§ Material to process:
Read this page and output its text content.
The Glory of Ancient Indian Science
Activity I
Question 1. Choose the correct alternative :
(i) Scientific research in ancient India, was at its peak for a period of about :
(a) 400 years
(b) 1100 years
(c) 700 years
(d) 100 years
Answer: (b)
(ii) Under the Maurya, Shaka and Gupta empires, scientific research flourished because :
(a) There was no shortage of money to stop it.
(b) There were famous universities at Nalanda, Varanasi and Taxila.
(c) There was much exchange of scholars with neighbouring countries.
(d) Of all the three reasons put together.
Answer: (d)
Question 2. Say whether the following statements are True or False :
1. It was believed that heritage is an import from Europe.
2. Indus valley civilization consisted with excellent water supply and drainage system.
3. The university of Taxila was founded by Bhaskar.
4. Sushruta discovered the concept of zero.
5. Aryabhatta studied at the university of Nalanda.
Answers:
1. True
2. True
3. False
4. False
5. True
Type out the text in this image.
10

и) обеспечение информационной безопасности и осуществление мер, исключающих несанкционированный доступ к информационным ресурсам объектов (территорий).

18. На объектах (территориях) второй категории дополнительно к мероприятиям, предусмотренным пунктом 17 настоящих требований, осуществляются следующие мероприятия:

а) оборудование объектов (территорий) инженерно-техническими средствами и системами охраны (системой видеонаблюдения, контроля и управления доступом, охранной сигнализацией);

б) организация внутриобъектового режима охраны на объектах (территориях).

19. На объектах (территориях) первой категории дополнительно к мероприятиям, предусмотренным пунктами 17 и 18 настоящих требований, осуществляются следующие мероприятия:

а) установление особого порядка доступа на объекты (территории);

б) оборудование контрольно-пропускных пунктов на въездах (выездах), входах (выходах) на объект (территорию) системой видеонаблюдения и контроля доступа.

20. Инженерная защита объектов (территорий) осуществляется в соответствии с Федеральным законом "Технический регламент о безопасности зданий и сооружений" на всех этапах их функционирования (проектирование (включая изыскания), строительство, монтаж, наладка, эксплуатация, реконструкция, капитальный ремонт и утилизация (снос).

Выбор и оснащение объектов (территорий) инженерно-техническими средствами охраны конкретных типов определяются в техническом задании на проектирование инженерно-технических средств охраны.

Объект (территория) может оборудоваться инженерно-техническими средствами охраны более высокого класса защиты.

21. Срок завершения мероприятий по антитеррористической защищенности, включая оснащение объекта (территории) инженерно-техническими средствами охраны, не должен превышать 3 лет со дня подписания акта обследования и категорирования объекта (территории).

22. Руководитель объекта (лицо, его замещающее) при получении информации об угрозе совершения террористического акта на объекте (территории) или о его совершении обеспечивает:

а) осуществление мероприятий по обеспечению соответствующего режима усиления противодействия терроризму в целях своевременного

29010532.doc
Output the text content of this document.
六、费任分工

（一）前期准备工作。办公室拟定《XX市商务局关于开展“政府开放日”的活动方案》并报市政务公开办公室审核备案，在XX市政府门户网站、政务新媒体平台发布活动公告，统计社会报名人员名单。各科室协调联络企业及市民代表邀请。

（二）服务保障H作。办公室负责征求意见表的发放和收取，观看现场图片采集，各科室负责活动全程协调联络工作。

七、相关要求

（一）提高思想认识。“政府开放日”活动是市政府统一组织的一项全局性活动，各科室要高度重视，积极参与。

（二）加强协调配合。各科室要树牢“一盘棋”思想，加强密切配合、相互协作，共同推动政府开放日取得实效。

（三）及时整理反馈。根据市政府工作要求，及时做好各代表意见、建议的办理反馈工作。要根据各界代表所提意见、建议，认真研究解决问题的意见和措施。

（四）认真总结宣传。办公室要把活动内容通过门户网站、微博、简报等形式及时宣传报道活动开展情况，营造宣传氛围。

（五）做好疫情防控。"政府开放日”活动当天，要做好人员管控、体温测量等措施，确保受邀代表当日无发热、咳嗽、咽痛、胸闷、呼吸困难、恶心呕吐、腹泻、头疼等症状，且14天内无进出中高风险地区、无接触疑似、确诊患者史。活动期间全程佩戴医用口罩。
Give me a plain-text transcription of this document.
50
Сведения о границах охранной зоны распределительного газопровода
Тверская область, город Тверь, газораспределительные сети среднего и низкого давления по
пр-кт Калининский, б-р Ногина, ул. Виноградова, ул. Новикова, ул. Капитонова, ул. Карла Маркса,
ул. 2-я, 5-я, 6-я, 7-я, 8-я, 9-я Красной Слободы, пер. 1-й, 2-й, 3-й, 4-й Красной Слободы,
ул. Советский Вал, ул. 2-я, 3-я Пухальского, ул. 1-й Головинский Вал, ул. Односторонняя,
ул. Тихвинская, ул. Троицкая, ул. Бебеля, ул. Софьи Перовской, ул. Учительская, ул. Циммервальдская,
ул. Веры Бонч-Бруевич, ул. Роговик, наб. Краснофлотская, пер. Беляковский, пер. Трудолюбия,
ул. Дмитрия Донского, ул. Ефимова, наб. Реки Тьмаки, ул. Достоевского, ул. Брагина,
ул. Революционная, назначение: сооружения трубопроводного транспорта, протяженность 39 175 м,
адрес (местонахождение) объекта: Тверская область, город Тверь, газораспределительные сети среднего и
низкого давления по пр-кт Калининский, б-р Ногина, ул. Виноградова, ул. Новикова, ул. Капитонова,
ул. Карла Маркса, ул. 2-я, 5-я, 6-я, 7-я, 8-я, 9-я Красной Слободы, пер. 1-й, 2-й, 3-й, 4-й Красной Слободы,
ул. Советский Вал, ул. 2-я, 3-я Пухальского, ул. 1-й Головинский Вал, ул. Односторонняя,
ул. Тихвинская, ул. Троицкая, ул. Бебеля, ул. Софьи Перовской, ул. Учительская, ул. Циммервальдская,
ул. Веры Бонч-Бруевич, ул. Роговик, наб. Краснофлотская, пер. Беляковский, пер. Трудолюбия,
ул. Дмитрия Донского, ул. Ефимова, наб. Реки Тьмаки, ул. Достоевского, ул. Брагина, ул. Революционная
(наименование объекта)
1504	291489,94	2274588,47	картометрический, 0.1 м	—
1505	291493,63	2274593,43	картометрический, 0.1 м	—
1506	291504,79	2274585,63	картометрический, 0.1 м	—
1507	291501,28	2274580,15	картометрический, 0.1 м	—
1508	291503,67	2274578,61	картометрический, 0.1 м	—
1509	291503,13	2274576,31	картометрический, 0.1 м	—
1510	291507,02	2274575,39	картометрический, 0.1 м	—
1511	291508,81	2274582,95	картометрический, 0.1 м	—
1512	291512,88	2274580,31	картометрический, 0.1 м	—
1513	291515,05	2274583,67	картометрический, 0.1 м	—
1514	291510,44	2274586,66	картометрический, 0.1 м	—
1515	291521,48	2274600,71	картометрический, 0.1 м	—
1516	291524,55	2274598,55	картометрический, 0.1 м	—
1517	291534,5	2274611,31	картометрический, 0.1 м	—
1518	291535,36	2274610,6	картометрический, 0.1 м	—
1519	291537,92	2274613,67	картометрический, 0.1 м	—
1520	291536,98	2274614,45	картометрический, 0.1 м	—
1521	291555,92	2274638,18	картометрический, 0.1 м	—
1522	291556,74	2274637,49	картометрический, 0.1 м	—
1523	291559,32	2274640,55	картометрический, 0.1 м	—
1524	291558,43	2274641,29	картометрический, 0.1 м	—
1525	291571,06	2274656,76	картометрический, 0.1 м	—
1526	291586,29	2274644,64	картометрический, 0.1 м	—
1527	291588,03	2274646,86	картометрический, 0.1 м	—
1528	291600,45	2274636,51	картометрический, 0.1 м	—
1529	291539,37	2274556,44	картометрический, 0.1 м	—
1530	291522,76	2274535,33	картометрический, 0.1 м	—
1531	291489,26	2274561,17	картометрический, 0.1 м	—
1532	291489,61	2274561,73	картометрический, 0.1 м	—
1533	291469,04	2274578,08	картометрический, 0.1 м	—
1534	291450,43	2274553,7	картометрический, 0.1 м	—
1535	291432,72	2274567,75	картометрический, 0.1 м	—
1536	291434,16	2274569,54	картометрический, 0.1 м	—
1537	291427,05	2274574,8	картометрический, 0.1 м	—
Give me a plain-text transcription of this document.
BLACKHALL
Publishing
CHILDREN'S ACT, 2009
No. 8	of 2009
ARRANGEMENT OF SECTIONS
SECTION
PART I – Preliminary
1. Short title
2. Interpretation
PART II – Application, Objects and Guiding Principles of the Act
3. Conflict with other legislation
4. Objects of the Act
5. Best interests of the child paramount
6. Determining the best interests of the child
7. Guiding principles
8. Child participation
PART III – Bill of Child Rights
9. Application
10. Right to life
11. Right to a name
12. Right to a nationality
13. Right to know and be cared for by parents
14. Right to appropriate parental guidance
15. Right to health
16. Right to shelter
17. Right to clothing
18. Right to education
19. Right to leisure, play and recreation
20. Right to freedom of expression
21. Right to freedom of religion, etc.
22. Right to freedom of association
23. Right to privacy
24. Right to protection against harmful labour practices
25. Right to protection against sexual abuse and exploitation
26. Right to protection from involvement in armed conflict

§ Instructions for the task: Give the number of lines above in which the word "настоящих" occurs, with nothing else.

§ The solution: 2